**Text section**
I am a proud audiophile.
Audiophile is a person who is especially interested in high-fidelity sound reproduction. High Fidelity means sound reproduction over the full range of audible frequencies (20 Hz to 20 kHz) with very little distortion of the original signal. Audiophile’s amplifier or high fidelity amplifier is a amplifier that reproduces music that sounds identical to the sound on the recorded source. If an amplifier has a frequency response within 1 dB across the audible range, with THD less than 0.1%, power rating larger than 50 W, damping factor larger than 10, then that device can be considered as a high fidelity amplifier and it is audibly transparent. By definition, one audibly transparent device sounds identical to all other such devices playing with the same source material, at the same gain through the same speaker. My audiophile’s amplifier is a high fidelity amplifier, so is McIntosh MXA60 and Marantz PM-10. This means my amplifier; McIntosh MXA60 and Marantz PM-10 all sounded exactly the same.
Why majority of the audiophiles do not buy high fidelity amplifier?
1. Cost: All HI-FI amplifies are expensive. McIntosh MXA60 priced at $7,500 and Marantz PM 10 priced at $7,999. Many other HI-FI amplifiers cost even more. Not all audiophiles are rich, so only a few of us can afford them.

**Challenges**
1. What price does the audiophile text give for the McIntosh MXA60?
2. In the rows below, repeat the lines verbatim, starting at the line that contains "x-tick-label: 2023-03-23 [1556, 830, 1595, 1022]" and stopping after the line that contains "x-tick-label: 2023-03-29 [389, 830, 428, 1022]".

**Records supplied**

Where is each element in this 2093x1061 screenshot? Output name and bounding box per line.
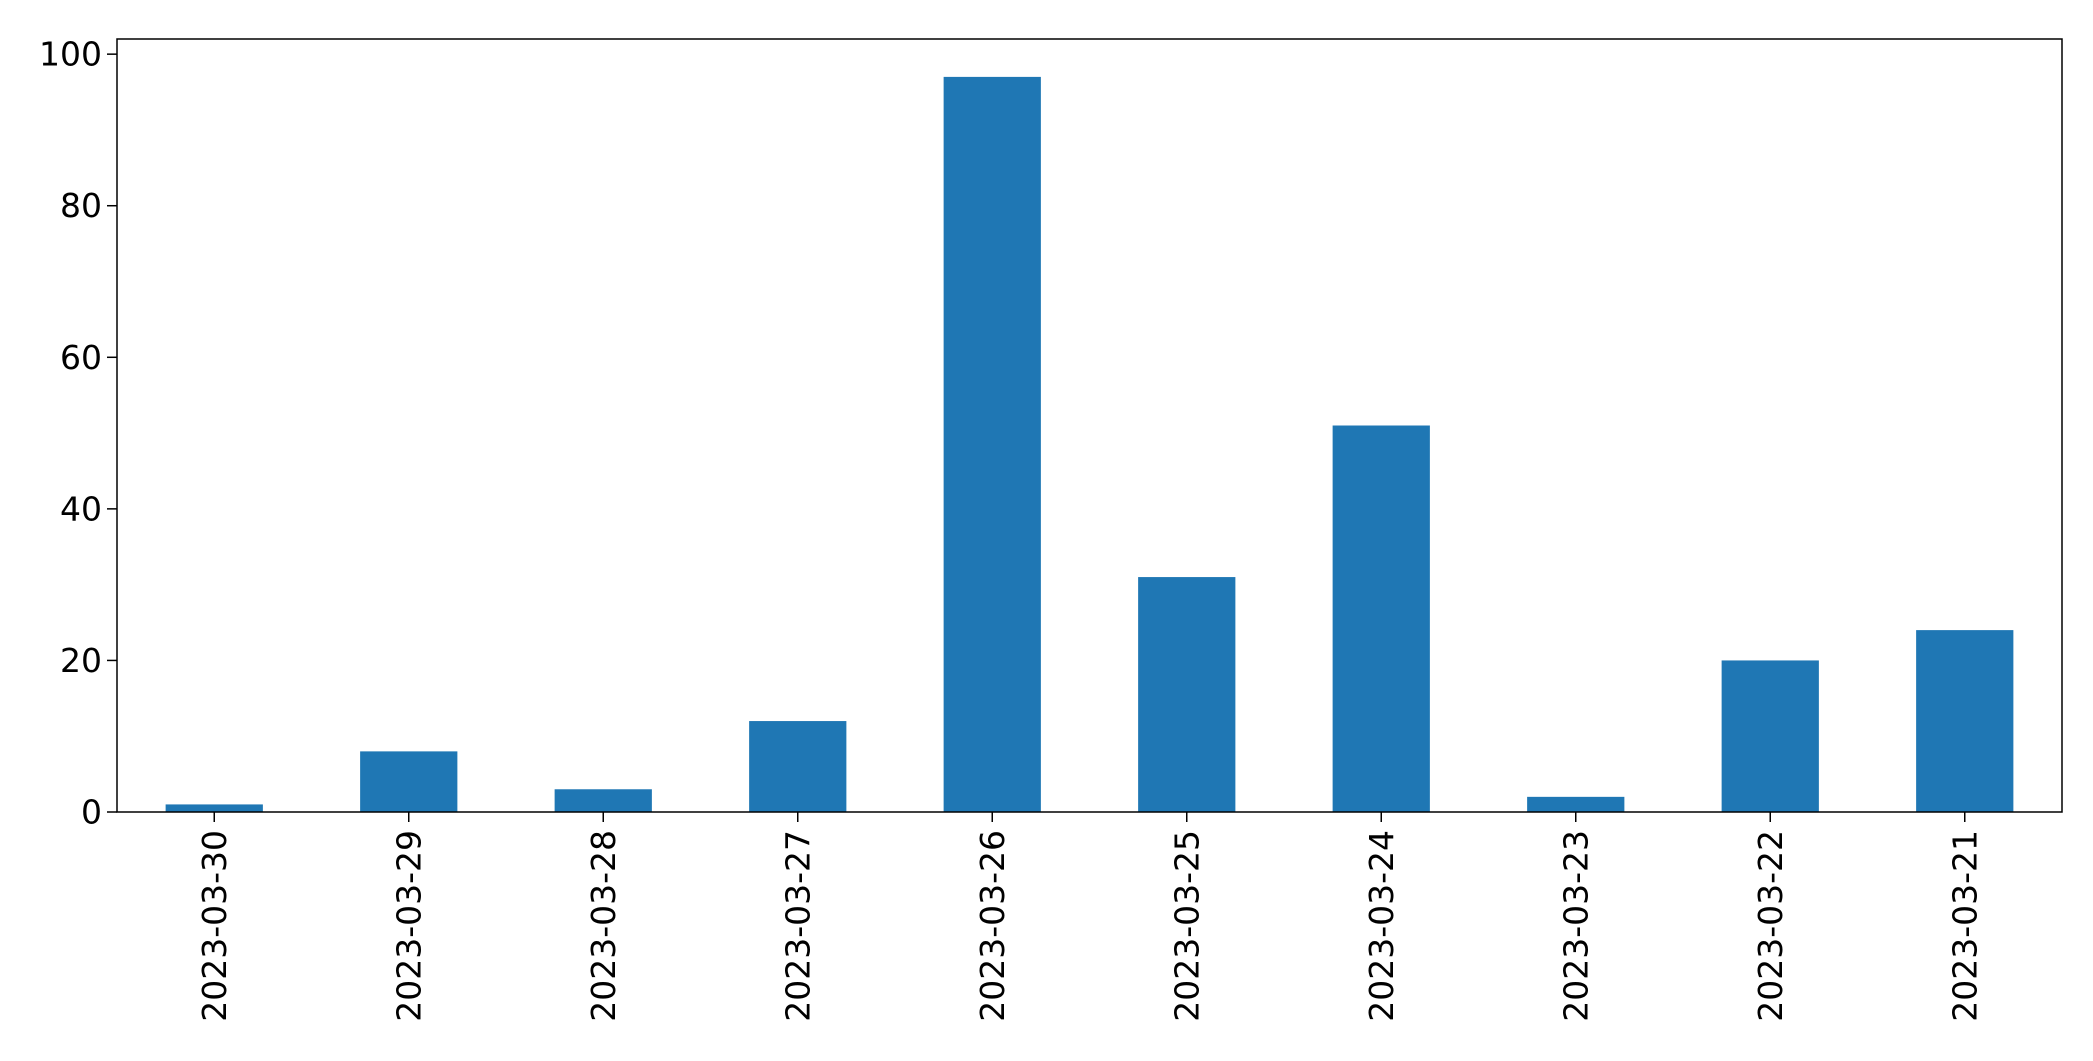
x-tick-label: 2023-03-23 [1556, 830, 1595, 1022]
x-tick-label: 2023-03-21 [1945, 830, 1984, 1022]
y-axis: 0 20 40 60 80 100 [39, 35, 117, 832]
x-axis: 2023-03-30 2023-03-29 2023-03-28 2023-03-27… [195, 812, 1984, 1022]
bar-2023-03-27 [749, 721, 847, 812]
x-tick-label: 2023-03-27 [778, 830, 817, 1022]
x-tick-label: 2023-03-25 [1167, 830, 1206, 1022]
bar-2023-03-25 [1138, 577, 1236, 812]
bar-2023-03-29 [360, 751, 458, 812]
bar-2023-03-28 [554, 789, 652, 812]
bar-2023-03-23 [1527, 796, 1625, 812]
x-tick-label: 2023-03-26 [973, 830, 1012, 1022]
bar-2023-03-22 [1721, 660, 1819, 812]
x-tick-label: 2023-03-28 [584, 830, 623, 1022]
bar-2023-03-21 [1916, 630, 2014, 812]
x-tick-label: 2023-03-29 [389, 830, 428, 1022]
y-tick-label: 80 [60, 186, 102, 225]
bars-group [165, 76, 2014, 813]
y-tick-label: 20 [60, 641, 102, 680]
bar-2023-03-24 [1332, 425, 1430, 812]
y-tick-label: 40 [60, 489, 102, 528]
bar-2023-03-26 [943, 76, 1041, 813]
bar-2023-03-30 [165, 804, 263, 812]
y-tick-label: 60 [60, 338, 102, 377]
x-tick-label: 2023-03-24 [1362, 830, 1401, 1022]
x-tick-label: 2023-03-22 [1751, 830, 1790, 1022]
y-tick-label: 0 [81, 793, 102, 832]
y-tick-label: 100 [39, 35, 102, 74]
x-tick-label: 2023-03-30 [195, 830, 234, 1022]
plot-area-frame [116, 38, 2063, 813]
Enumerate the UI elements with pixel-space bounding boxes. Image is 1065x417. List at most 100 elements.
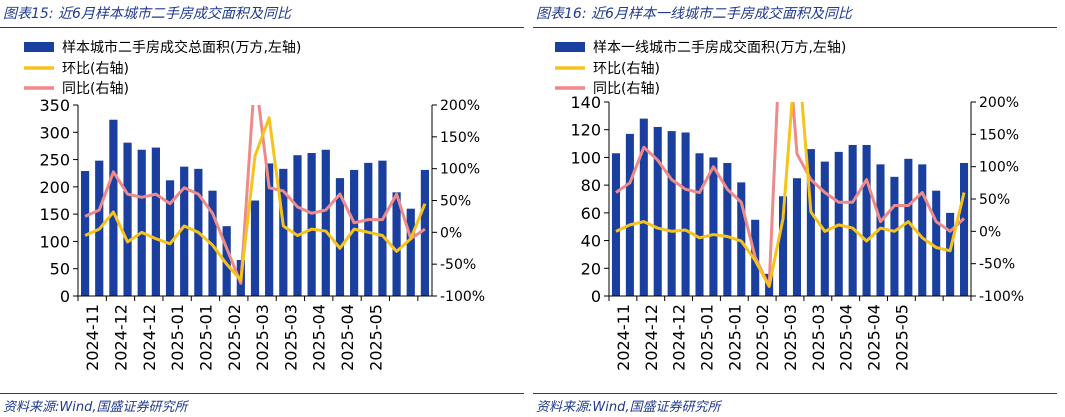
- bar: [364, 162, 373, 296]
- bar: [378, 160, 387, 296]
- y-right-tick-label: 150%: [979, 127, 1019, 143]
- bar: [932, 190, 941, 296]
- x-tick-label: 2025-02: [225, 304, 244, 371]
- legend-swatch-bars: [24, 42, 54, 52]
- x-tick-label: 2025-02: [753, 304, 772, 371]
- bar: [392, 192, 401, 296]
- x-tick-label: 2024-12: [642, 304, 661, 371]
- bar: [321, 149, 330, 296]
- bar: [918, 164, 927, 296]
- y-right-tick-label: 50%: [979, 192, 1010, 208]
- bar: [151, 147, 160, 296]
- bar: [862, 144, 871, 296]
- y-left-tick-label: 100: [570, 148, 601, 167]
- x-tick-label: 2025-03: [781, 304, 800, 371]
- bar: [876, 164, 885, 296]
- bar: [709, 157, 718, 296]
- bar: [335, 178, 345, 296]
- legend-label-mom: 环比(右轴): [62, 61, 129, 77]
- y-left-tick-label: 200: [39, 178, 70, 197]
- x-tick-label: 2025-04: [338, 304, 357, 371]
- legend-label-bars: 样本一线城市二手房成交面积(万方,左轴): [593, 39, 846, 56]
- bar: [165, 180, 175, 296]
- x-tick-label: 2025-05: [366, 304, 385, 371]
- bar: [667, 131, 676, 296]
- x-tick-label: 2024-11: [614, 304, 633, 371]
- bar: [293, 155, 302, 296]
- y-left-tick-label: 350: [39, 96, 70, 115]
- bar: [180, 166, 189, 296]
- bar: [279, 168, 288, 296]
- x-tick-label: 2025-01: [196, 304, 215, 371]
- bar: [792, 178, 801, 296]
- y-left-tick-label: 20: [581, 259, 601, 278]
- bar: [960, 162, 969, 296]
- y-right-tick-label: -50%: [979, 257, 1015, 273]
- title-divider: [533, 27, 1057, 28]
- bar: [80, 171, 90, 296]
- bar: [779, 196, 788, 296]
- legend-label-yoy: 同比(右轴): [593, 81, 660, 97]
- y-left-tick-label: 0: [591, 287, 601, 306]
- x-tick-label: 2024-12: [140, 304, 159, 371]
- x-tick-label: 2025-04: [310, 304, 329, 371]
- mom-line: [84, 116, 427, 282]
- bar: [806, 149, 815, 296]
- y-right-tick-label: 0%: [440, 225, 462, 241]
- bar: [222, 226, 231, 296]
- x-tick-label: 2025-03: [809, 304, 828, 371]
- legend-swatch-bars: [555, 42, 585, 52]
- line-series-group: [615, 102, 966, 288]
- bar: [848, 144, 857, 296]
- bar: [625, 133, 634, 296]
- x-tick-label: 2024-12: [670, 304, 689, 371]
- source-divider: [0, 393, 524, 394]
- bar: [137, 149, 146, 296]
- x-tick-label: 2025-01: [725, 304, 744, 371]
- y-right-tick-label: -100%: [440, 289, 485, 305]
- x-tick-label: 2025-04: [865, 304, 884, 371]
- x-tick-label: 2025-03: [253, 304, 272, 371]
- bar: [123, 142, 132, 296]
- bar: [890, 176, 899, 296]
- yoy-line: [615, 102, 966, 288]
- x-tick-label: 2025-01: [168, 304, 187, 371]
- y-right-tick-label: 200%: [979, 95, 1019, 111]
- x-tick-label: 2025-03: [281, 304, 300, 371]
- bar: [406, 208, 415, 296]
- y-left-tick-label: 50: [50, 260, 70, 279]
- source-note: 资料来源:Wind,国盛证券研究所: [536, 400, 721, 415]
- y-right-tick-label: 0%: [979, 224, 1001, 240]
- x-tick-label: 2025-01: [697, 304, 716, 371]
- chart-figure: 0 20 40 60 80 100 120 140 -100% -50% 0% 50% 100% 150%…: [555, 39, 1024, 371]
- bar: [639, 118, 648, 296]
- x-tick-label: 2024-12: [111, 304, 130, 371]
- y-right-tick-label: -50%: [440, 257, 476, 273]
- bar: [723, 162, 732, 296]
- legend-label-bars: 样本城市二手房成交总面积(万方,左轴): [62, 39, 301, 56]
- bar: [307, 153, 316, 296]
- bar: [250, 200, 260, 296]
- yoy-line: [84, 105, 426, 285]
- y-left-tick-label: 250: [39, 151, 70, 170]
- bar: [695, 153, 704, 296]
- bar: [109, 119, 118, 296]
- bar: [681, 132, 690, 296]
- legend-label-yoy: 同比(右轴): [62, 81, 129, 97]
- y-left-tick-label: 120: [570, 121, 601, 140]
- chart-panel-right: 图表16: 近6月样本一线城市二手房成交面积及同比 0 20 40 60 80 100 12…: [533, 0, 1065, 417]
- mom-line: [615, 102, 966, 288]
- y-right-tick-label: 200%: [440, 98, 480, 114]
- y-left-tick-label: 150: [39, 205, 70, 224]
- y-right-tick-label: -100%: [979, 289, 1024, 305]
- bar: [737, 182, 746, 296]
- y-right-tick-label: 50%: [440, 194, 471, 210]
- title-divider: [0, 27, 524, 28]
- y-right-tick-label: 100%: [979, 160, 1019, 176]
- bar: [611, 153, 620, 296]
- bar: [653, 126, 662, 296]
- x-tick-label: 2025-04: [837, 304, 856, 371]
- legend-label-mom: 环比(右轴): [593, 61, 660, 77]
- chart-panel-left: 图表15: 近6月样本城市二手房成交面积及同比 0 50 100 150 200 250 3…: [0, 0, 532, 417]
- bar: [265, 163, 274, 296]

**Results**
1. $7,500

2.
x-tick-label: 2023-03-23 [1556, 830, 1595, 1022]
x-tick-label: 2023-03-21 [1945, 830, 1984, 1022]
y-axis: 0 20 40 60 80 100 [39, 35, 117, 832]
x-axis: 2023-03-30 2023-03-29 2023-03-28 2023-03-27… [195, 812, 1984, 1022]
bar-2023-03-27 [749, 721, 847, 812]
x-tick-label: 2023-03-27 [778, 830, 817, 1022]
x-tick-label: 2023-03-25 [1167, 830, 1206, 1022]
bar-2023-03-25 [1138, 577, 1236, 812]
bar-2023-03-29 [360, 751, 458, 812]
bar-2023-03-28 [554, 789, 652, 812]
bar-2023-03-23 [1527, 796, 1625, 812]
x-tick-label: 2023-03-26 [973, 830, 1012, 1022]
bar-2023-03-22 [1721, 660, 1819, 812]
x-tick-label: 2023-03-28 [584, 830, 623, 1022]
bar-2023-03-21 [1916, 630, 2014, 812]
x-tick-label: 2023-03-29 [389, 830, 428, 1022]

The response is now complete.